(PASSAGE)
....................

Re: Newbie question about db normalization theory: redundant keys OK?

From: paul c <toledobythesea_at_oohay.ac>
Date: Fri, 28 Dec 2007 22:23:23 GMT
Message-ID: <vHedj.31443$vd4.14902_at_pd7urf1no>


David Cressey wrote:
...
> What I worked with in that time frame was DEC Rdb/VMS. I guess you would
> have to say that Rdb/VMS was not a "big name database". However I think you
> could say that Digital was a "big name computer company" in 1985.
> ...

DEC was big and Rdb/VMS was widespread, if not in all of the giant datacentres of the time. But they were in a lot of medium-sized shops and they were to be found at some location of probably nearly all of the Fortune 50, if not 500. I vaguely remember writing an interface to Rdb and though I've forgotten the details, I'm sure the Rdb implementers were quite hip to the standard physical techniques which were well known and quite similar among the various OS'es.

> ...
> With regard to concurrency being a myth, I have to say this: not at the
> physical level. Overlapping disk seeks, disk transfers, as CPU cycles
> makes a big difference in throughput.
...

At the level of a physical commit mechanism/component, it is exactly those factors that conspired to induce any self-respecting multi-user system to hide concurrency in the sense that an application program wasn't aware that its "I/O" might be interleaved with that of other programs. I forget how VMS worked but in Unix there was usually a pre-determined number of forked processors and in the IBM world "tasks" with a similar motivation that would aim at a physical overlap of IO and CPU in the hope that the incoming mix of requests/messages didn't overlap as far as the physical structures, such as bit maps or index paths, were concerned. Usually, there were different kinds of such tasks that depended on the particular design, whether it was optimistic or pessimistic and sometimes there might be several distinct locking components, one at the application level and one at the physical 'sync' level. Sometimes there'd be a component that ordered the tables within requests in a consistent way, which was one way to prevent deadlocks (ie., prevent one of the four necessary deadlock conditions). There'd usually be some kind of cache or page manager that would collaborate with a checkpoint mechanism and redo or undo log component. If the commit process cpu was seen to be 100% busy that was some indication that the particular machinery was being used to its utmost throughput effect and usually it was only during checkpoints every so many minutes that the concurrent overlap paused. While log writes had to be synchronized, enough commit processes/tasks meant that all users weren't waiting for each log write to complete.

....................

(DATA ROWS)
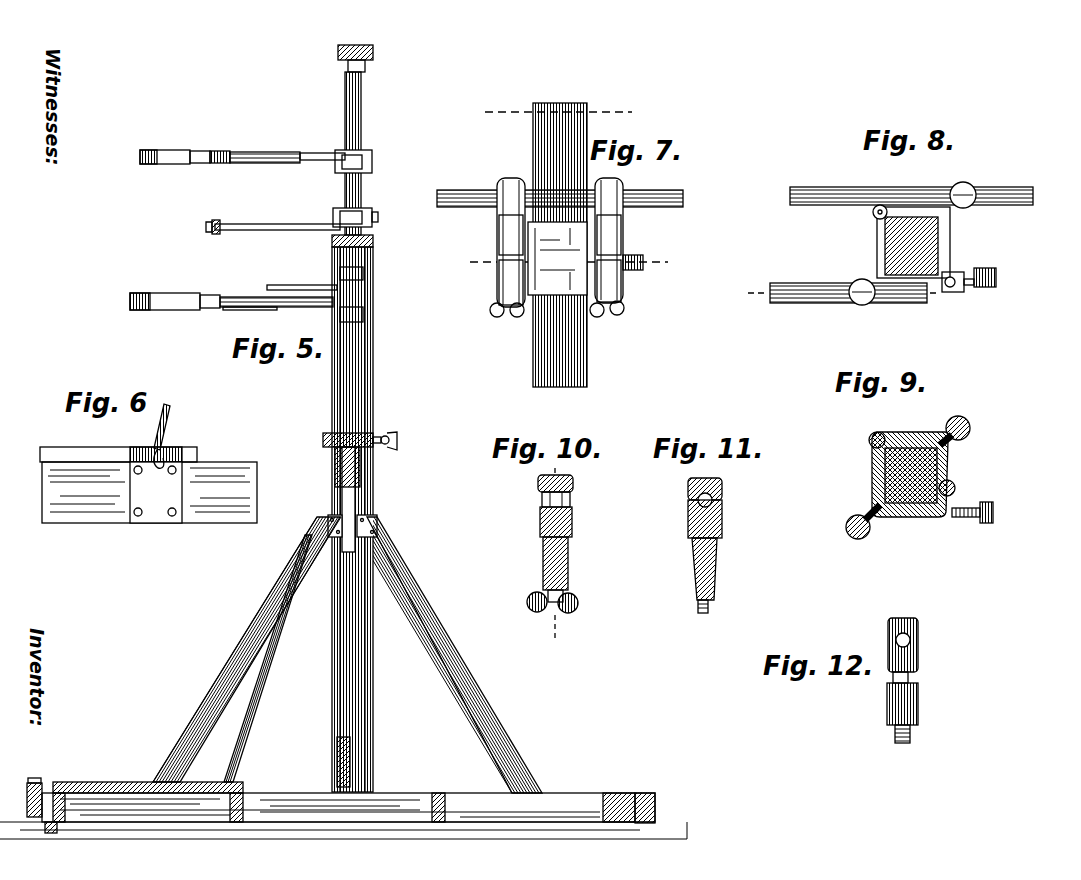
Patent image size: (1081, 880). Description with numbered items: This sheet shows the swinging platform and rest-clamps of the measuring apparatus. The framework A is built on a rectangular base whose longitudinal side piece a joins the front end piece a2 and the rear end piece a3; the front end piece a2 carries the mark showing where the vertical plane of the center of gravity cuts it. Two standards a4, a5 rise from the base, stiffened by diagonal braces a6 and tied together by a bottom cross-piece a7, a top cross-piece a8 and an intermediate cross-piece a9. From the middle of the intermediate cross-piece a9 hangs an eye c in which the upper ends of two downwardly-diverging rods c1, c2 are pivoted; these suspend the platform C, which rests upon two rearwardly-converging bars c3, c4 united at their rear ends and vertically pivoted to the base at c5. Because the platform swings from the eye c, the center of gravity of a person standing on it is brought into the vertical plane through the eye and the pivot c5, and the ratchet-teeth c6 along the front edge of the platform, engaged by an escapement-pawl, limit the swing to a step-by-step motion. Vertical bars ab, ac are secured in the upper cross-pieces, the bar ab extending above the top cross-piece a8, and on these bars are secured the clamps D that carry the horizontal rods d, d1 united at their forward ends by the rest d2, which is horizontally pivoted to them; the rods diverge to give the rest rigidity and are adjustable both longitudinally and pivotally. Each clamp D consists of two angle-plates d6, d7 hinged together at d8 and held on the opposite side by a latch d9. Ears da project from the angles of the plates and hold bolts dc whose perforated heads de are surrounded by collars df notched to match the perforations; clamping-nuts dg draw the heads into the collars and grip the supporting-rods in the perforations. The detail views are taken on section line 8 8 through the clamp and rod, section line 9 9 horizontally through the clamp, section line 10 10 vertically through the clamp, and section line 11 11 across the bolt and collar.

In FIG. 5, the framework A is at (412, 616).
In FIG. 5, the longitudinal side piece a is at (40, 790).
In FIG. 5, the front end piece a2 is at (35, 783).
In FIG. 5, the end piece a3 is at (657, 812).
In FIG. 5, the standard a4 is at (366, 678).
In FIG. 5, the standard a5 is at (373, 52).
In FIG. 5, the diagonal brace a6 is at (464, 706).
In FIG. 5, the bottom cross-piece a7 is at (350, 760).
In FIG. 5, the top cross-piece a8 is at (373, 241).
In FIG. 5, the intermediate cross-piece a9 is at (323, 440).
In FIG. 5, the vertical bar ab is at (361, 128).
In FIG. 5, the vertical bar ac is at (350, 372).
In FIG. 5, the platform C is at (118, 782).
In FIG. 6, the platform C is at (68, 447).
In FIG. 5, the eye c is at (335, 455).
In FIG. 5, the downwardly-diverging rod c1 is at (262, 706).
In FIG. 6, the downwardly-diverging rod c2 is at (171, 420).
In FIG. 5, the rearwardly-converging bar c3 is at (447, 803).
In FIG. 6, the rearwardly-converging bar c4 is at (135, 492).
In FIG. 5, the vertical pivot c5 is at (638, 793).
In FIG. 5, the ratchet-teeth c6 is at (60, 828).
In FIG. 5, the clamp D is at (388, 300).
In FIG. 7, the clamp D is at (557, 258).
In FIG. 8, the clamp D is at (948, 230).
In FIG. 9, the clamp D is at (940, 462).
In FIG. 5, the horizontal rod d is at (244, 297).
In FIG. 7, the horizontal rod d is at (452, 190).
In FIG. 8, the horizontal rod d is at (782, 303).
In FIG. 5, the horizontal rod d1 is at (238, 310).
In FIG. 5, the rest d2 is at (178, 283).
In FIG. 7, the angle-plate d6 is at (545, 290).
In FIG. 8, the angle-plate d6 is at (877, 255).
In FIG. 9, the angle-plate d6 is at (878, 490).
In FIG. 11, the angle-plate d6 is at (698, 608).
In FIG. 7, the angle-plate d7 is at (600, 312).
In FIG. 8, the angle-plate d7 is at (950, 240).
In FIG. 9, the angle-plate d7 is at (948, 470).
In FIG. 8, the hinge d8 is at (882, 205).
In FIG. 9, the hinge d8 is at (870, 440).
In FIG. 7, the latch d9 is at (628, 272).
In FIG. 8, the latch d9 is at (962, 292).
In FIG. 9, the latch d9 is at (962, 518).
In FIG. 7, the ear da is at (623, 275).
In FIG. 9, the ear da is at (858, 540).
In FIG. 10, the ear da is at (568, 562).
In FIG. 11, the ear da is at (717, 562).
In FIG. 7, the bolt dc is at (505, 305).
In FIG. 9, the bolt dc is at (850, 535).
In FIG. 10, the bolt dc is at (550, 605).
In FIG. 12, the bolt dc is at (908, 680).
In FIG. 7, the perforated head de is at (623, 185).
In FIG. 8, the perforated head de is at (866, 305).
In FIG. 10, the perforated head de is at (573, 485).
In FIG. 11, the perforated head de is at (722, 490).
In FIG. 12, the perforated head de is at (918, 628).
In FIG. 7, the collar df is at (625, 225).
In FIG. 10, the collar df is at (572, 521).
In FIG. 11, the collar df is at (722, 525).
In FIG. 12, the collar df is at (918, 710).
In FIG. 7, the clamping-nut dg is at (618, 315).
In FIG. 10, the clamping-nut dg is at (578, 605).
In FIG. 11, the clamping-nut dg is at (716, 590).
In FIG. 7, the section line 8 8 is at (567, 112).
In FIG. 7, the section line 9 9 is at (570, 263).
In FIG. 8, the section line 10 10 is at (842, 295).
In FIG. 10, the section line 11 11 is at (555, 557).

....................

(CHALLENGES)
[1] Using the post on Rdb/VMS and concurrency, decide whether each statement agrees with it: (a) Rdb/VMS could be found at some location of probably nearly all of the Fortune 50. (b) The writer recalls the details of the interface written to Rdb. (c) Ordering tables within requests in a consistent way was one way to prevent deadlocks. For each, answer yes or no and quote the deciding words from the post.
[2] Write out the part of the post starting at "DEC was big" and ending at "difference in throughput.", word for word.
The listing comes from a separate source, unrelated to the post.

(SOLUTIONS BY TASK)
[1]
(a) Yes: "they were to be found at some location of probably nearly all of the Fortune 50, if not 500"
(b) No: "though I've forgotten the details"
(c) Yes: "Sometimes there'd be a component that ordered the tables within requests in a consistent way, which was one way to prevent deadlocks"

[2]
DEC was big and Rdb/VMS was widespread, if not in all of the giant datacentres of the time. But they were in a lot of medium-sized shops and they were to be found at some location of probably nearly all of the Fortune 50, if not 500. I vaguely remember writing an interface to Rdb and though I've forgotten the details, I'm sure the Rdb implementers were quite hip to the standard physical techniques which were well known and quite similar among the various OS'es.

> ...
> With regard to concurrency being a myth, I have to say this: not at the
> physical level. Overlapping disk seeks, disk transfers, as CPU cycles
> makes a big difference in throughput.